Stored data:
— Start —

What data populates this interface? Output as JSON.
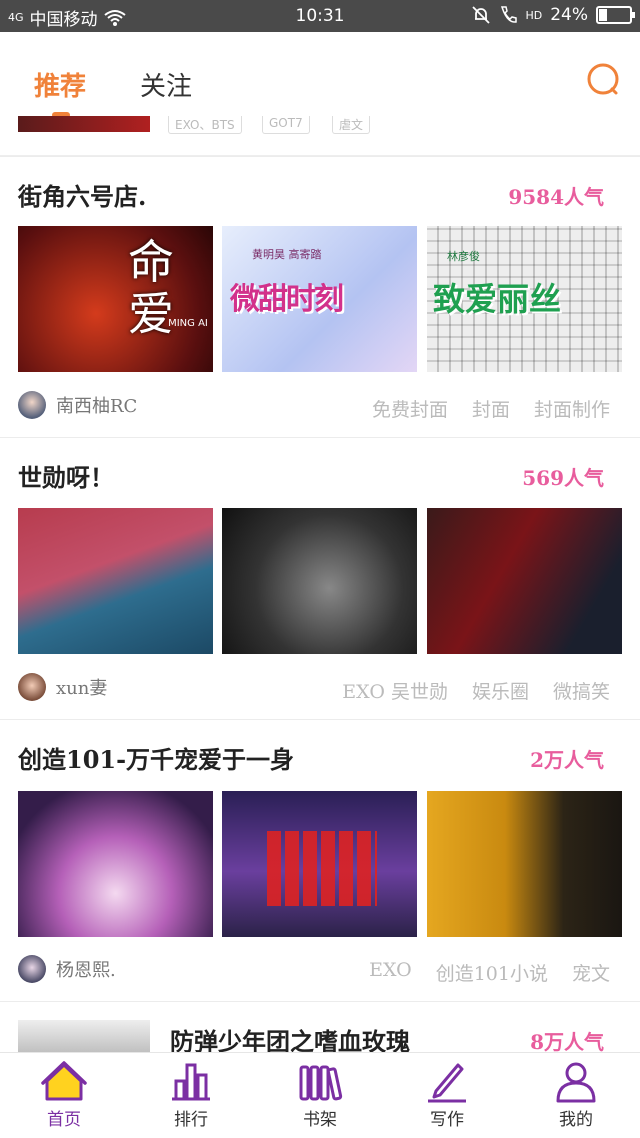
{
  "status": {
    "signal": "4G",
    "carrier": "中国移动",
    "time": "10:31",
    "hd": "HD",
    "battery": "24%"
  },
  "tabs": [
    {
      "label": "推荐",
      "active": true
    },
    {
      "label": "关注",
      "active": false
    }
  ],
  "partial": {
    "tags": [
      "EXO、BTS",
      "GOT7",
      "虐文"
    ]
  },
  "sections": [
    {
      "title": "街角六号店.",
      "popularity": "9584人气",
      "author": "南西柚RC",
      "tags": [
        "免费封面",
        "封面",
        "封面制作"
      ],
      "thumb_texts": [
        {
          "big": "命爱",
          "small": "MING AI"
        },
        {
          "big": "微甜时刻",
          "small": "黄明昊 高寄踏"
        },
        {
          "big": "致爱丽丝",
          "small": "林彦俊"
        }
      ]
    },
    {
      "title": "世勋呀！",
      "popularity": "569人气",
      "author": "xun妻",
      "tags": [
        "EXO 吴世勋",
        "娱乐圈",
        "微搞笑"
      ]
    },
    {
      "title": "创造101-万千宠爱于一身",
      "popularity": "2万人气",
      "author": "杨恩熙.",
      "tags": [
        "EXO",
        "创造101小说",
        "宠文"
      ]
    },
    {
      "title": "防弹少年团之嗜血玫瑰",
      "popularity": "8万人气"
    }
  ],
  "bottom_nav": [
    {
      "label": "首页",
      "icon": "home-icon",
      "active": true
    },
    {
      "label": "排行",
      "icon": "ranking-icon",
      "active": false
    },
    {
      "label": "书架",
      "icon": "bookshelf-icon",
      "active": false
    },
    {
      "label": "写作",
      "icon": "pen-icon",
      "active": false
    },
    {
      "label": "我的",
      "icon": "profile-icon",
      "active": false
    }
  ],
  "colors": {
    "accent": "#f0823a",
    "popularity": "#e85d9d",
    "nav_active": "#7b2fa3",
    "status_bar": "#4a4a4a"
  }
}
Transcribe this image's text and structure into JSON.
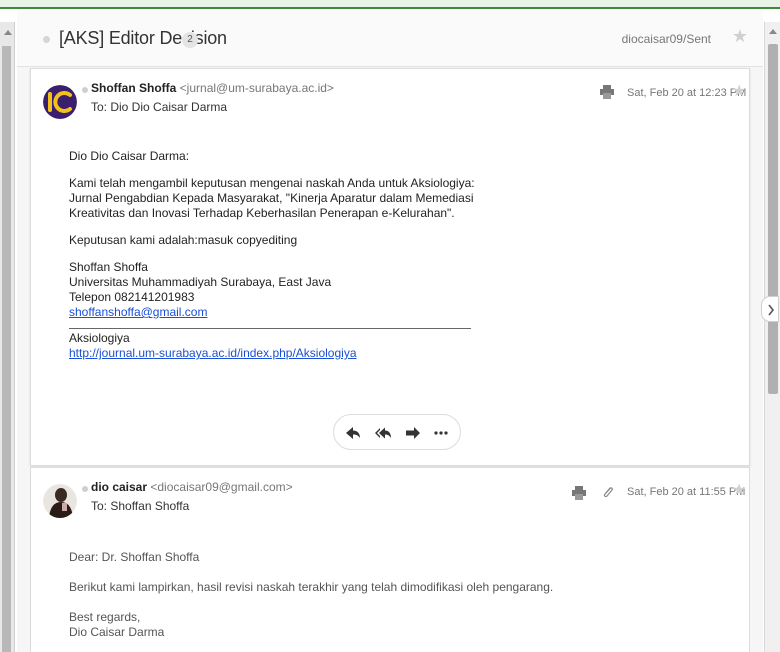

— End —

### WHAT YOU WILL DO
Sift the material for lines with the string "title". Copy each one found.

### COMPLETE RESPONSE
      "title": "街角六号店.",
      "title": "世勋呀！",
      "title": "创造101-万千宠爱于一身",
      "title": "防弹少年团之嗜血玫瑰",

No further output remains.